┌─ DATA TO PROCESS

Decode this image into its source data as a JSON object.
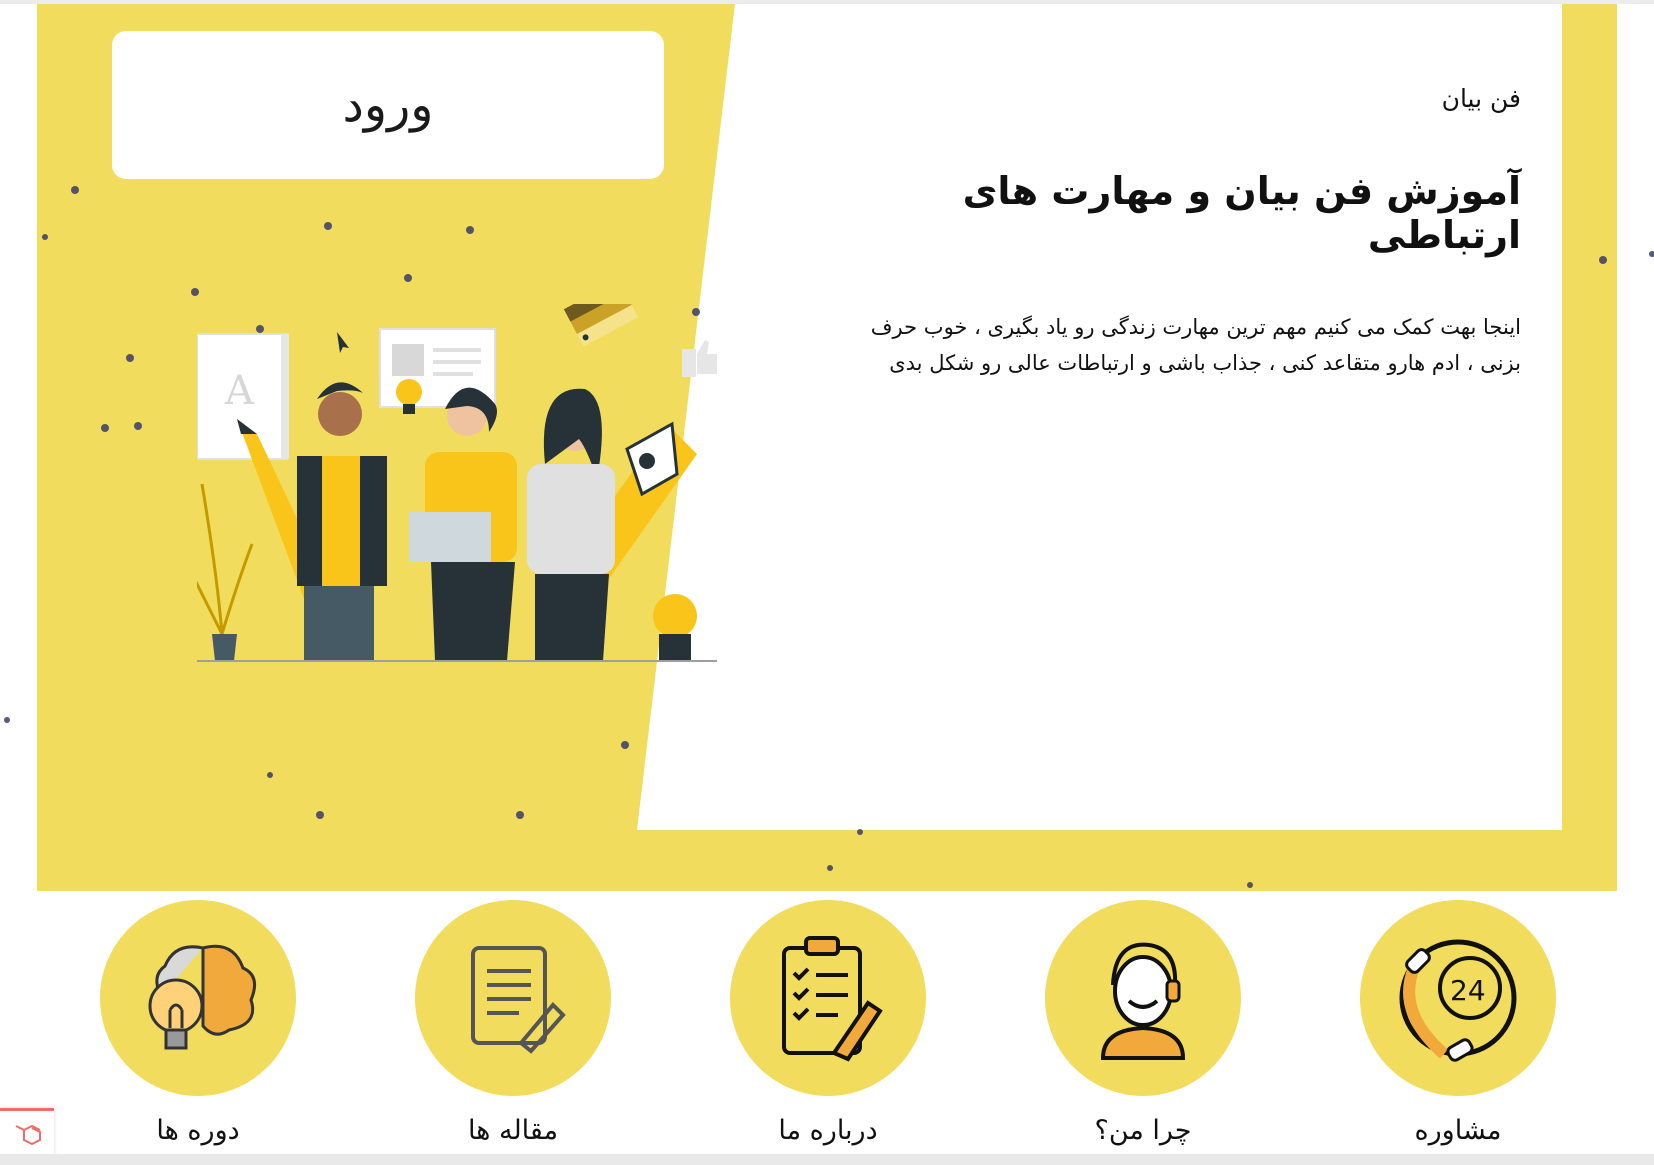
{
  "header": {
    "login_label": "ورود"
  },
  "hero": {
    "eyebrow": "فن بیان",
    "headline": "آموزش فن بیان و مهارت های ارتباطی",
    "description": "اینجا بهت کمک می کنیم مهم ترین مهارت زندگی رو یاد بگیری ، خوب حرف بزنی ، ادم هارو متقاعد کنی ، جذاب باشی و ارتباطات عالی رو شکل بدی",
    "illustration": "team-with-pencil-illustration",
    "letter_glyph": "A"
  },
  "features": [
    {
      "label": "دوره ها",
      "icon": "brain-lightbulb-icon"
    },
    {
      "label": "مقاله ها",
      "icon": "article-edit-icon"
    },
    {
      "label": "درباره ما",
      "icon": "clipboard-checklist-icon"
    },
    {
      "label": "چرا من؟",
      "icon": "support-agent-icon"
    },
    {
      "label": "مشاوره",
      "icon": "phone-24-icon"
    }
  ],
  "colors": {
    "accent": "#f2dc5d",
    "text": "#111111",
    "dark": "#263238"
  }
}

└─

Each line that contains the word "icon" counts toward the total; give only that total.

● OUTPUT BELOW:
5